__Text passage__:
------------------------------------------------------------------------

6 thoughts on “I got the displaced person blues”

  1. Reading “You Know When the Men Are Gone” by Siobhan Fallon. About war and army bases. It’s been on my list for awhile and I found it at our big used book sale last week.

    (Re) Watching Battlestar Galactica on Hulu

    Listening my running playlist. Training for a 15 k in two weeks

  2. Let’s see . . . I’m in the mood for light entertainment lately, so I’m reading lots of graphic novels from the children’s section of the library.

    Just finished Every Hidden Thing, by Kenneth Oppel. My 17-year-old said she thought it was the most realistic depiction of a teen relationship she had ever read (she gets impatient with romantic subplots) and I may have to agree. Oppel is an excellent writer, but this book has a few (marital) sex scenes in it, and a parent should read it first–might be OK for an older teen. I won’t be recommending it to my 15-year-old. Oppel’s recent semi-horror called The Nest is fantastic and I would unhesitatingly recommend it for 12 and up. Whether he intended it or not, it has a powerful pro-life message.

    Also reading The Fellowship of the Ring aloud to 11-year-old. That’s good for anything that ails you! We’ve just gotten to Moria.

    Watching Strictly Ballroom, one of my favorite movies, as I fold clothes.

    Still listening to my new Christmas CD. I’m picky about Christmas music, and to my surprise Annie Lennox made an excellent album a few years ago called A Christmas Cornucopia (Annie Lennox from the Eurythmics? Yes, that Annie Lennox). She sings all kinds of beautiful carols completely straight, and doesn’t cut out the more “religious” verses like some singers do when they make a Christmas album. I don’t think I had ever heard “See Amid the Winter Snow” before, but I listened to it over and over this Christmas.

    Sacred infant, all divine
    What a tender love was thine
    Thus to come from highest bliss
    Down to such a world as this!

    That’s REALLY good for what ails you.

    1. I l-o-v-e Strictly Ballroom and watched it this week too!

      Also watched The Butterfly Circus (on its own site) and Validation (YouTube), both short films. The former is excellent, the latter mostly just fun, but it does always make me grin.

------------------------------------------------------------------------

__Data__:
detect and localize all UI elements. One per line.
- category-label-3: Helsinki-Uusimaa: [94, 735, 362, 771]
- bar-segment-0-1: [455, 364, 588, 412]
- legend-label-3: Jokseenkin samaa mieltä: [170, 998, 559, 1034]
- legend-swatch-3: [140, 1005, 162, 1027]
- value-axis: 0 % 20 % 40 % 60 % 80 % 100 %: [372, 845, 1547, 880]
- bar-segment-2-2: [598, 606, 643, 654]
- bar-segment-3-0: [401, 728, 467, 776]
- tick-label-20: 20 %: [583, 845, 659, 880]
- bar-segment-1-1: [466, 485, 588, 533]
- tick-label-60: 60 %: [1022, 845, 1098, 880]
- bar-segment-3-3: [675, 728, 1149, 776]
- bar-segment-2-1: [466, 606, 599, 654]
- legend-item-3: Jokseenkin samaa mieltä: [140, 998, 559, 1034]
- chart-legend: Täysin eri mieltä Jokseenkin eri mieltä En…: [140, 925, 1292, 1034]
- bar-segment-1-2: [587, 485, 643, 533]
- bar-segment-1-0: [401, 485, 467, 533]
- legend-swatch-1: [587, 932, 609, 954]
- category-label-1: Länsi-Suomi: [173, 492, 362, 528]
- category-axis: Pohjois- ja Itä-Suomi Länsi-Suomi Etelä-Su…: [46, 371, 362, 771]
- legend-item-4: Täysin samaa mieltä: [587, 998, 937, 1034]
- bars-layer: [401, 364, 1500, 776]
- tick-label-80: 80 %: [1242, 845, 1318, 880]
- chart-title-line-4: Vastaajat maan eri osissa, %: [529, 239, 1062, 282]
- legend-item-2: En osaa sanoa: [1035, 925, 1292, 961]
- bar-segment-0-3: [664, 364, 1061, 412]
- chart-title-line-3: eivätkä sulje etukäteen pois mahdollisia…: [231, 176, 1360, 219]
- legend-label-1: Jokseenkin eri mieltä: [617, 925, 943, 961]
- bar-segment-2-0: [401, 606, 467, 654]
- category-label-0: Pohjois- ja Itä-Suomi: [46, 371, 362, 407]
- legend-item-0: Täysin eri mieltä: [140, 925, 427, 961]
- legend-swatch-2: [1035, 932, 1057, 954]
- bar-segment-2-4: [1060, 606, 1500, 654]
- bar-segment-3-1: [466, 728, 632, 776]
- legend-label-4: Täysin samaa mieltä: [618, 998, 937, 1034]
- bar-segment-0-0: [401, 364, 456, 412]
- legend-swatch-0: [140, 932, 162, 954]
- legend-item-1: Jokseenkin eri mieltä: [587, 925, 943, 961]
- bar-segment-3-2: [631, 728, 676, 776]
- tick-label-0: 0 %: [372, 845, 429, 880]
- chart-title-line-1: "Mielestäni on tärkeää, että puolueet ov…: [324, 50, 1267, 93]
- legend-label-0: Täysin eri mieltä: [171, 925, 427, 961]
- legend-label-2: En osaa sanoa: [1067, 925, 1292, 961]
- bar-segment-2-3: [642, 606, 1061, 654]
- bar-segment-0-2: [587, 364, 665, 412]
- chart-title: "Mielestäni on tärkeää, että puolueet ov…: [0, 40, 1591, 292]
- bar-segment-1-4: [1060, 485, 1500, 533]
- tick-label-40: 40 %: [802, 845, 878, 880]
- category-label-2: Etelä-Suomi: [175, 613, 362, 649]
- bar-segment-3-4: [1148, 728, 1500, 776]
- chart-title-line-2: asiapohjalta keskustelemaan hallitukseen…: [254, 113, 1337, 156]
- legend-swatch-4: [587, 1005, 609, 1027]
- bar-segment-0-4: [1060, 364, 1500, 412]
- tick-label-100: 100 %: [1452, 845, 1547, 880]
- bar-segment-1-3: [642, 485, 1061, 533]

------------------------------------------------------------------------

__Given task__:
How would you put this sentence from the comment thread into Spanish: "She sings all kinds of beautiful carols completely straight, and doesn't cut out the more 'religious' verses like some singers do when they make a Christmas album."

__Written response__:
Canta toda clase de hermosos villancicos con total fidelidad, y no suprime las estrofas más «religiosas», como hacen algunos cantantes cuando graban un álbum navideño.